### What the exercise asks
Your task is to output the data exactly as it stands.

### Records
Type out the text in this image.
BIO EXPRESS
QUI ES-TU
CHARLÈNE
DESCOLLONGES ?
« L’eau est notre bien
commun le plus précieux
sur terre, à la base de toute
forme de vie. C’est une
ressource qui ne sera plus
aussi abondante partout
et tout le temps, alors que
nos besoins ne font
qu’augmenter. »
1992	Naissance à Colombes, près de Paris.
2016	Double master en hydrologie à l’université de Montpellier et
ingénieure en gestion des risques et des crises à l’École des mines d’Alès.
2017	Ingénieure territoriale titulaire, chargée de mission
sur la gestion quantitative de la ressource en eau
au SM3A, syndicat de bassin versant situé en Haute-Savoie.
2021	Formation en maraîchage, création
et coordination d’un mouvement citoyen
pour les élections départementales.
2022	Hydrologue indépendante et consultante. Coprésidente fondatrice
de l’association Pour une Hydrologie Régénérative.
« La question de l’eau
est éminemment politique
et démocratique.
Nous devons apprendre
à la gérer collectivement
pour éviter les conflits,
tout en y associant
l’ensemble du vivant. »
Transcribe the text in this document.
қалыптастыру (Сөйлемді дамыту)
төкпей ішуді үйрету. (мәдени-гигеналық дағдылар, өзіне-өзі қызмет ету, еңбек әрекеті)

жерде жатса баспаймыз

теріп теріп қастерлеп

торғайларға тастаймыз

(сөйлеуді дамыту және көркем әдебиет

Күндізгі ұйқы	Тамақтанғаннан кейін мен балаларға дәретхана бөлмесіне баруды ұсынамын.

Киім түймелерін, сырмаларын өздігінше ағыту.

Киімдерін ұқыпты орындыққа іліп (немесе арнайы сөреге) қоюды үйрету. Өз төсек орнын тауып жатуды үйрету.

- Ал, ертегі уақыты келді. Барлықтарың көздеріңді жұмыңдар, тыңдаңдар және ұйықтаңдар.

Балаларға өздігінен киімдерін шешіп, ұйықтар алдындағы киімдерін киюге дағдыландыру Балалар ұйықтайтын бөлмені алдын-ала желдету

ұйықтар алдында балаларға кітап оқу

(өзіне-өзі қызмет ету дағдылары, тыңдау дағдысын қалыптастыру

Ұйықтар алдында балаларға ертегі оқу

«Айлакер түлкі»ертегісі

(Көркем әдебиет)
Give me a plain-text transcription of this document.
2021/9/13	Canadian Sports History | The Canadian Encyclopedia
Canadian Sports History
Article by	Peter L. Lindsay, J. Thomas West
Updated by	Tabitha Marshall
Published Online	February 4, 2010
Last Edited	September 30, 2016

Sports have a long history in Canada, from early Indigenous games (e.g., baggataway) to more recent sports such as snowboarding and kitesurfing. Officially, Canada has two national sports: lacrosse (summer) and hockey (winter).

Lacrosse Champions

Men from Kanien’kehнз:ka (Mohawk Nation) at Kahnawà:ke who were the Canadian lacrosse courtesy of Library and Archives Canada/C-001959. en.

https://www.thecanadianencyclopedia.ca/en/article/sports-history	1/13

### Solved problem
Type out the text in this image.
BIO EXPRESS
QUI ES-TU
CHARLÈNE
DESCOLLONGES ?
« L’eau est notre bien
commun le plus précieux
sur terre, à la base de toute
forme de vie. C’est une
ressource qui ne sera plus
aussi abondante partout
et tout le temps, alors que
nos besoins ne font
qu’augmenter. »
1992	Naissance à Colombes, près de Paris.
2016	Double master en hydrologie à l’université de Montpellier et
ingénieure en gestion des risques et des crises à l’École des mines d’Alès.
2017	Ingénieure territoriale titulaire, chargée de mission
sur la gestion quantitative de la ressource en eau
au SM3A, syndicat de bassin versant situé en Haute-Savoie.
2021	Formation en maraîchage, création
et coordination d’un mouvement citoyen
pour les élections départementales.
2022	Hydrologue indépendante et consultante. Coprésidente fondatrice
de l’association Pour une Hydrologie Régénérative.
« La question de l’eau
est éminemment politique
et démocratique.
Nous devons apprendre
à la gérer collectivement
pour éviter les conflits,
tout en y associant
l’ensemble du vivant. »
Transcribe the text in this document.
қалыптастыру (Сөйлемді дамыту)
төкпей ішуді үйрету. (мәдени-гигеналық дағдылар, өзіне-өзі қызмет ету, еңбек әрекеті)

жерде жатса баспаймыз

теріп теріп қастерлеп

торғайларға тастаймыз

(сөйлеуді дамыту және көркем әдебиет

Күндізгі ұйқы	Тамақтанғаннан кейін мен балаларға дәретхана бөлмесіне баруды ұсынамын.

Киім түймелерін, сырмаларын өздігінше ағыту.

Киімдерін ұқыпты орындыққа іліп (немесе арнайы сөреге) қоюды үйрету. Өз төсек орнын тауып жатуды үйрету.

- Ал, ертегі уақыты келді. Барлықтарың көздеріңді жұмыңдар, тыңдаңдар және ұйықтаңдар.

Балаларға өздігінен киімдерін шешіп, ұйықтар алдындағы киімдерін киюге дағдыландыру Балалар ұйықтайтын бөлмені алдын-ала желдету

ұйықтар алдында балаларға кітап оқу

(өзіне-өзі қызмет ету дағдылары, тыңдау дағдысын қалыптастыру

Ұйықтар алдында балаларға ертегі оқу

«Айлакер түлкі»ертегісі

(Көркем әдебиет)
Give me a plain-text transcription of this document.
2021/9/13	Canadian Sports History | The Canadian Encyclopedia
Canadian Sports History
Article by	Peter L. Lindsay, J. Thomas West
Updated by	Tabitha Marshall
Published Online	February 4, 2010
Last Edited	September 30, 2016

Sports have a long history in Canada, from early Indigenous games (e.g., baggataway) to more recent sports such as snowboarding and kitesurfing. Officially, Canada has two national sports: lacrosse (summer) and hockey (winter).

Lacrosse Champions

Men from Kanien’kehнз:ka (Mohawk Nation) at Kahnawà:ke who were the Canadian lacrosse courtesy of Library and Archives Canada/C-001959. en.

https://www.thecanadianencyclopedia.ca/en/article/sports-history	1/13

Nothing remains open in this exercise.